Please transcribe the data below exactly. Leave the pictures out.

^^^^^^^^

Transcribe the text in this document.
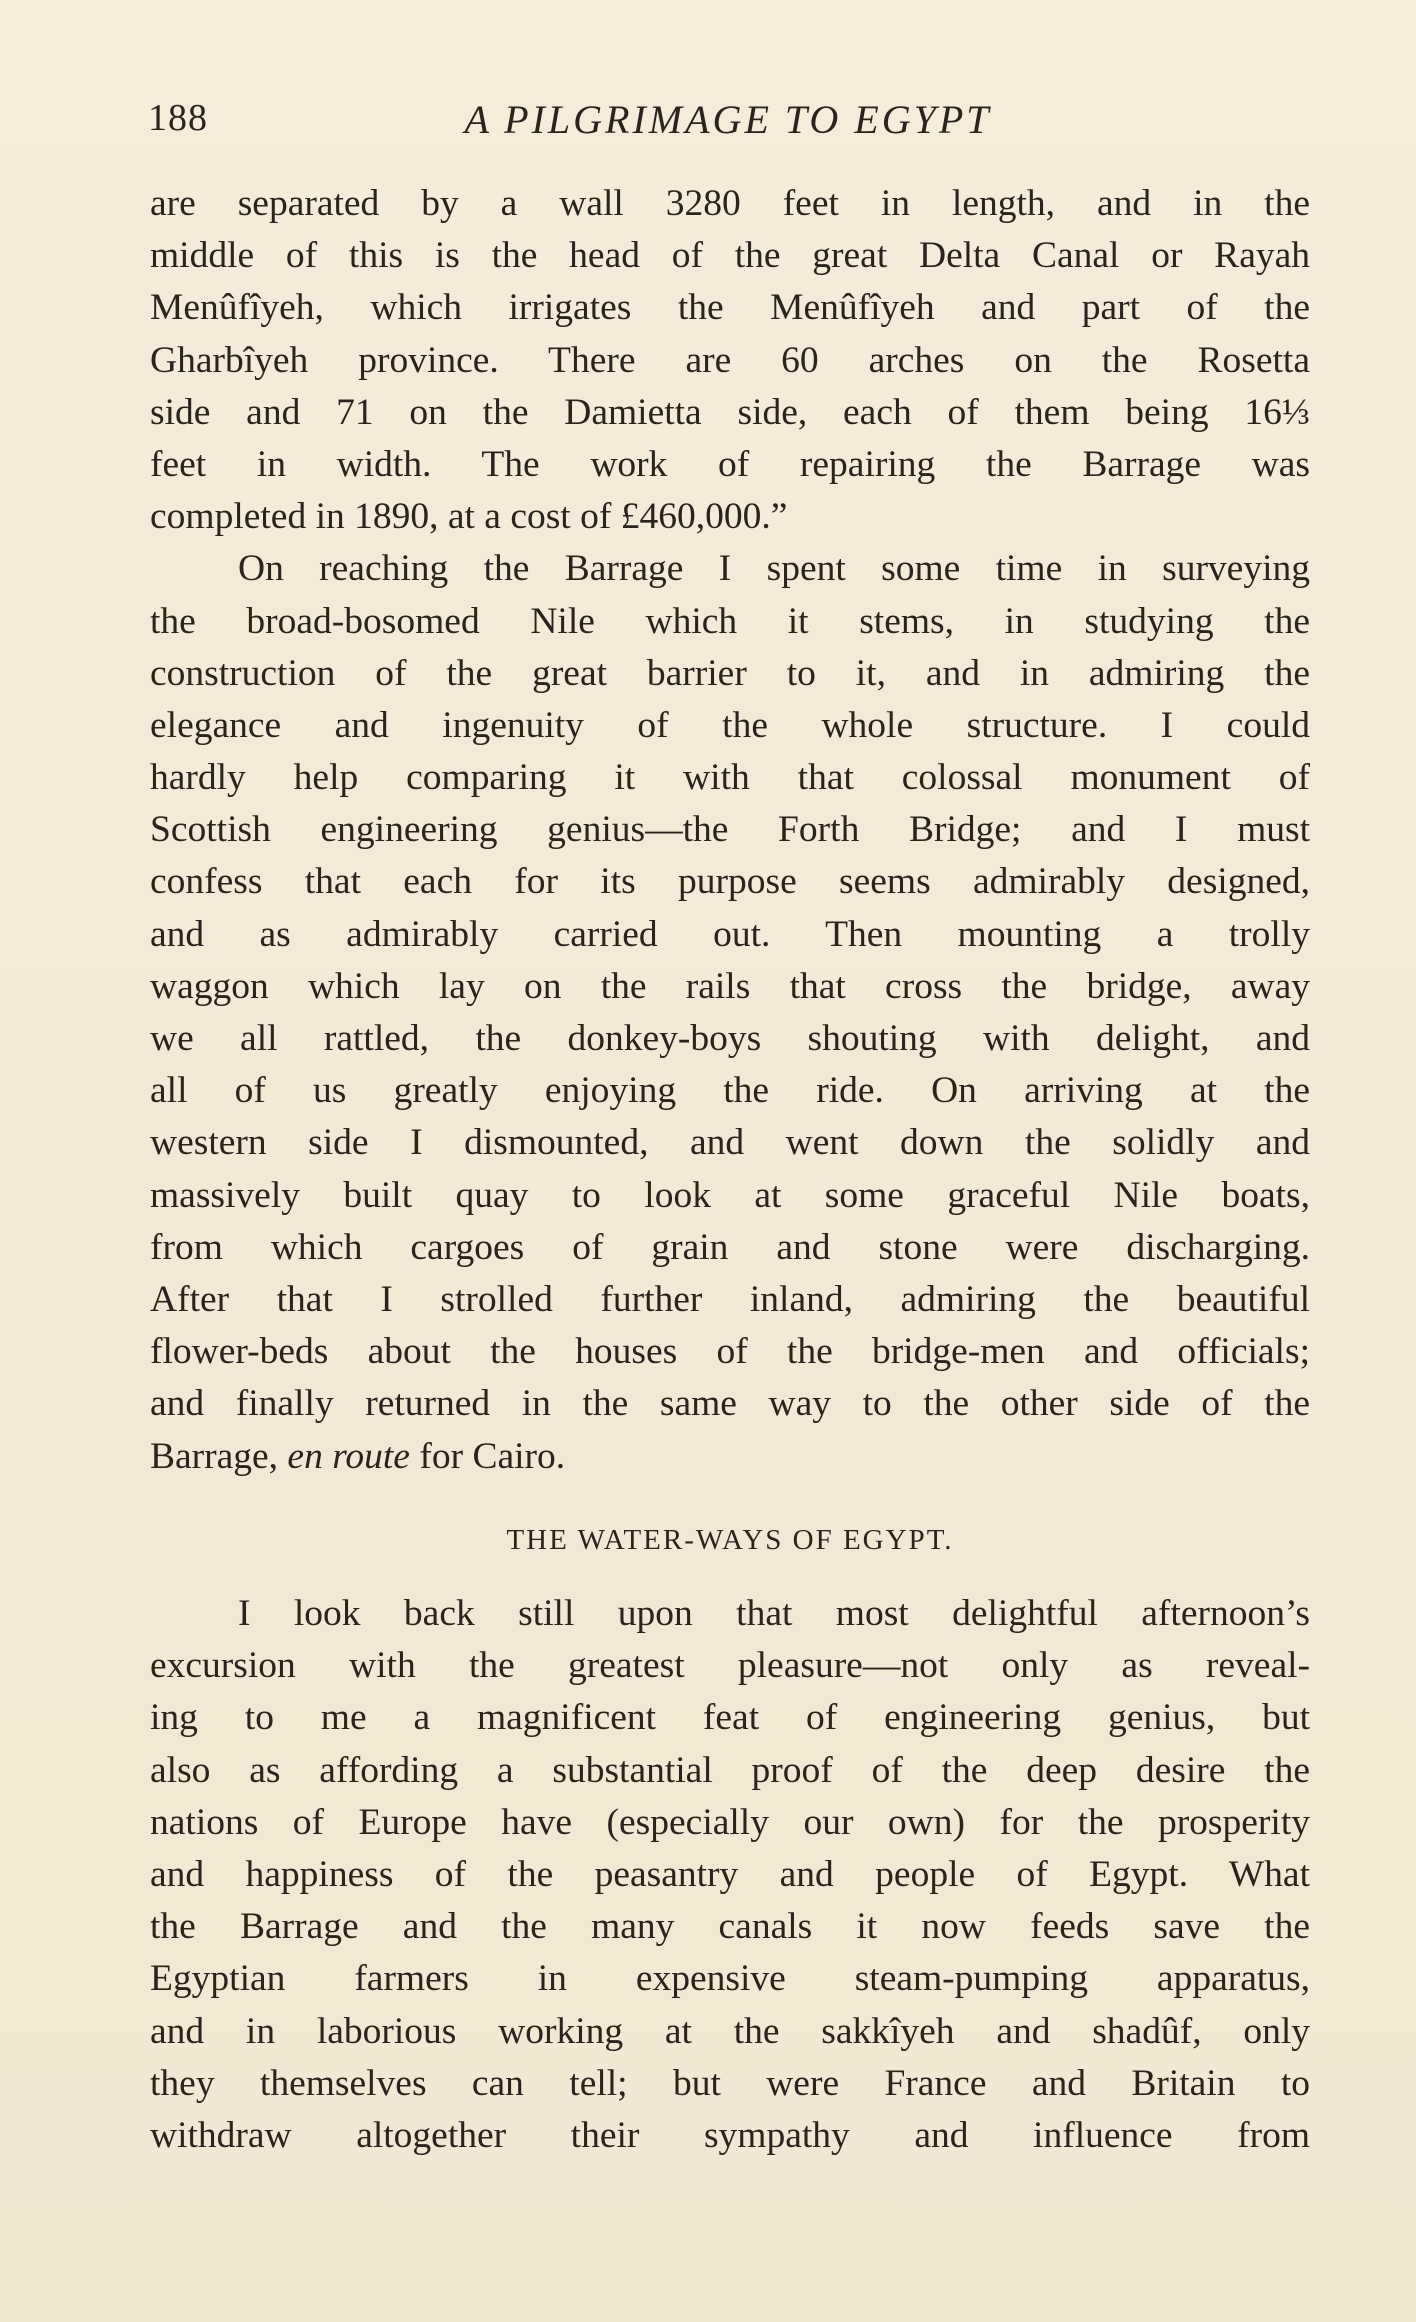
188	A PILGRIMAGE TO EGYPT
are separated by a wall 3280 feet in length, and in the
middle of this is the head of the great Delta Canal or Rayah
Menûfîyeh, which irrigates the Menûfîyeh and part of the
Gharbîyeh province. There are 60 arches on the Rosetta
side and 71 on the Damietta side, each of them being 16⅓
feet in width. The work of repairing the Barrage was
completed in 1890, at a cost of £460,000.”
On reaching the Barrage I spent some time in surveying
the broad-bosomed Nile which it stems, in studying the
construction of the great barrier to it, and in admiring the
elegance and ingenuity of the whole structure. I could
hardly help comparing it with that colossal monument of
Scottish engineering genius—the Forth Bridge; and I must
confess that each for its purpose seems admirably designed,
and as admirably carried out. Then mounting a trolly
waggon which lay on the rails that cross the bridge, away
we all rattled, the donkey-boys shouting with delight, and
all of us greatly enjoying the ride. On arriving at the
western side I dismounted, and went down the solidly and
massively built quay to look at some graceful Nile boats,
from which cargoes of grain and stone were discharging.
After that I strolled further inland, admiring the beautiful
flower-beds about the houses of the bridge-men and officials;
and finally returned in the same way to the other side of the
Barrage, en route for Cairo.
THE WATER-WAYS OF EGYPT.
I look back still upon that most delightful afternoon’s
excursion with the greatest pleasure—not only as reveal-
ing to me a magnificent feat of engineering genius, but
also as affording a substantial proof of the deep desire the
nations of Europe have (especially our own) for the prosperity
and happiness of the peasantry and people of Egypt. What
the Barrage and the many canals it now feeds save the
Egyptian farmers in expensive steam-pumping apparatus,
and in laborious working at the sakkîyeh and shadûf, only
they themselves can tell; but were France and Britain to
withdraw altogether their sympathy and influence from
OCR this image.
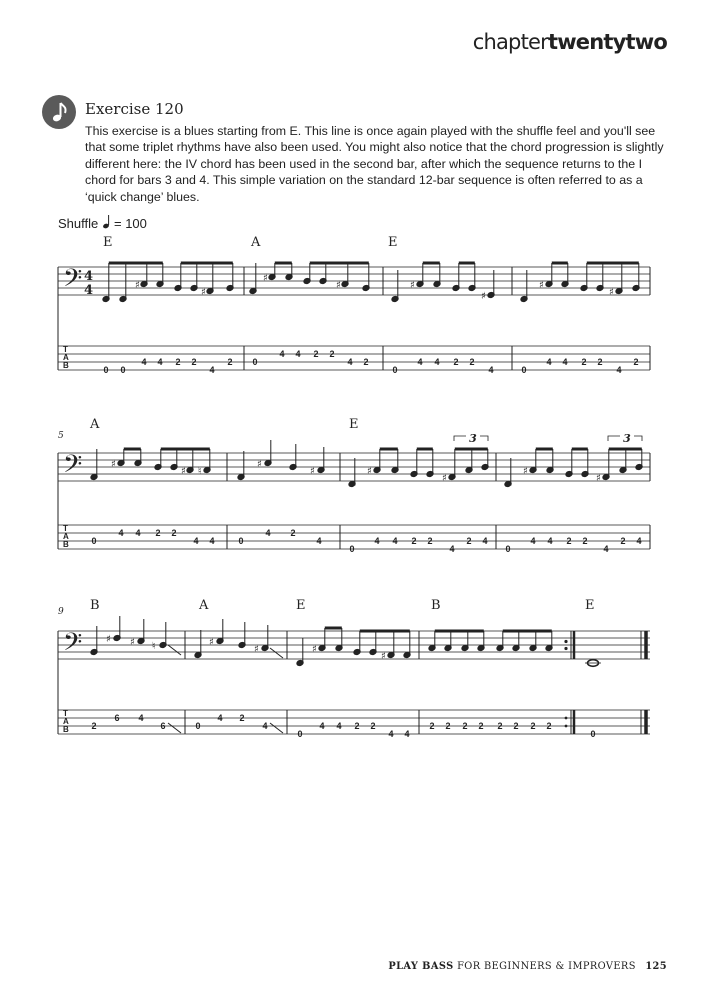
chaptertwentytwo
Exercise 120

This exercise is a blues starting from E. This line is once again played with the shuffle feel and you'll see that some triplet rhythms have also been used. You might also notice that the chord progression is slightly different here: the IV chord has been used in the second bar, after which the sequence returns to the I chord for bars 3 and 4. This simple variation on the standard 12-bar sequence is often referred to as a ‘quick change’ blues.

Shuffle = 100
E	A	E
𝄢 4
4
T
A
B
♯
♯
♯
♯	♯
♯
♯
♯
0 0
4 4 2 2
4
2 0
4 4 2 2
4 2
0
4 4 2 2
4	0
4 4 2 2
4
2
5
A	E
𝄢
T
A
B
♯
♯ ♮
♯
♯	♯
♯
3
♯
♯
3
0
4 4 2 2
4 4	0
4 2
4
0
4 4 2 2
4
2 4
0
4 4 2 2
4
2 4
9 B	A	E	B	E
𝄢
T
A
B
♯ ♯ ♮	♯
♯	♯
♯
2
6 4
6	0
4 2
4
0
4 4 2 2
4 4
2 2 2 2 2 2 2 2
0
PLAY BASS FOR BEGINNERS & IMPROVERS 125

^^^^^^^^

SOLUTION TO THE PROBLEM:
Transcribe the text in this document.
188	A PILGRIMAGE TO EGYPT
are separated by a wall 3280 feet in length, and in the
middle of this is the head of the great Delta Canal or Rayah
Menûfîyeh, which irrigates the Menûfîyeh and part of the
Gharbîyeh province. There are 60 arches on the Rosetta
side and 71 on the Damietta side, each of them being 16⅓
feet in width. The work of repairing the Barrage was
completed in 1890, at a cost of £460,000.”
On reaching the Barrage I spent some time in surveying
the broad-bosomed Nile which it stems, in studying the
construction of the great barrier to it, and in admiring the
elegance and ingenuity of the whole structure. I could
hardly help comparing it with that colossal monument of
Scottish engineering genius—the Forth Bridge; and I must
confess that each for its purpose seems admirably designed,
and as admirably carried out. Then mounting a trolly
waggon which lay on the rails that cross the bridge, away
we all rattled, the donkey-boys shouting with delight, and
all of us greatly enjoying the ride. On arriving at the
western side I dismounted, and went down the solidly and
massively built quay to look at some graceful Nile boats,
from which cargoes of grain and stone were discharging.
After that I strolled further inland, admiring the beautiful
flower-beds about the houses of the bridge-men and officials;
and finally returned in the same way to the other side of the
Barrage, en route for Cairo.
THE WATER-WAYS OF EGYPT.
I look back still upon that most delightful afternoon’s
excursion with the greatest pleasure—not only as reveal-
ing to me a magnificent feat of engineering genius, but
also as affording a substantial proof of the deep desire the
nations of Europe have (especially our own) for the prosperity
and happiness of the peasantry and people of Egypt. What
the Barrage and the many canals it now feeds save the
Egyptian farmers in expensive steam-pumping apparatus,
and in laborious working at the sakkîyeh and shadûf, only
they themselves can tell; but were France and Britain to
withdraw altogether their sympathy and influence from
OCR this image.
chaptertwentytwo
Exercise 120

This exercise is a blues starting from E. This line is once again played with the shuffle feel and you'll see that some triplet rhythms have also been used. You might also notice that the chord progression is slightly different here: the IV chord has been used in the second bar, after which the sequence returns to the I chord for bars 3 and 4. This simple variation on the standard 12-bar sequence is often referred to as a ‘quick change’ blues.

Shuffle = 100
E	A	E
𝄢 4
4
T
A
B
♯
♯
♯
♯	♯
♯
♯
♯
0 0
4 4 2 2
4
2 0
4 4 2 2
4 2
0
4 4 2 2
4	0
4 4 2 2
4
2
5
A	E
𝄢
T
A
B
♯
♯ ♮
♯
♯	♯
♯
3
♯
♯
3
0
4 4 2 2
4 4	0
4 2
4
0
4 4 2 2
4
2 4
0
4 4 2 2
4
2 4
9 B	A	E	B	E
𝄢
T
A
B
♯ ♯ ♮	♯
♯	♯
♯
2
6 4
6	0
4 2
4
0
4 4 2 2
4 4
2 2 2 2 2 2 2 2
0
PLAY BASS FOR BEGINNERS & IMPROVERS 125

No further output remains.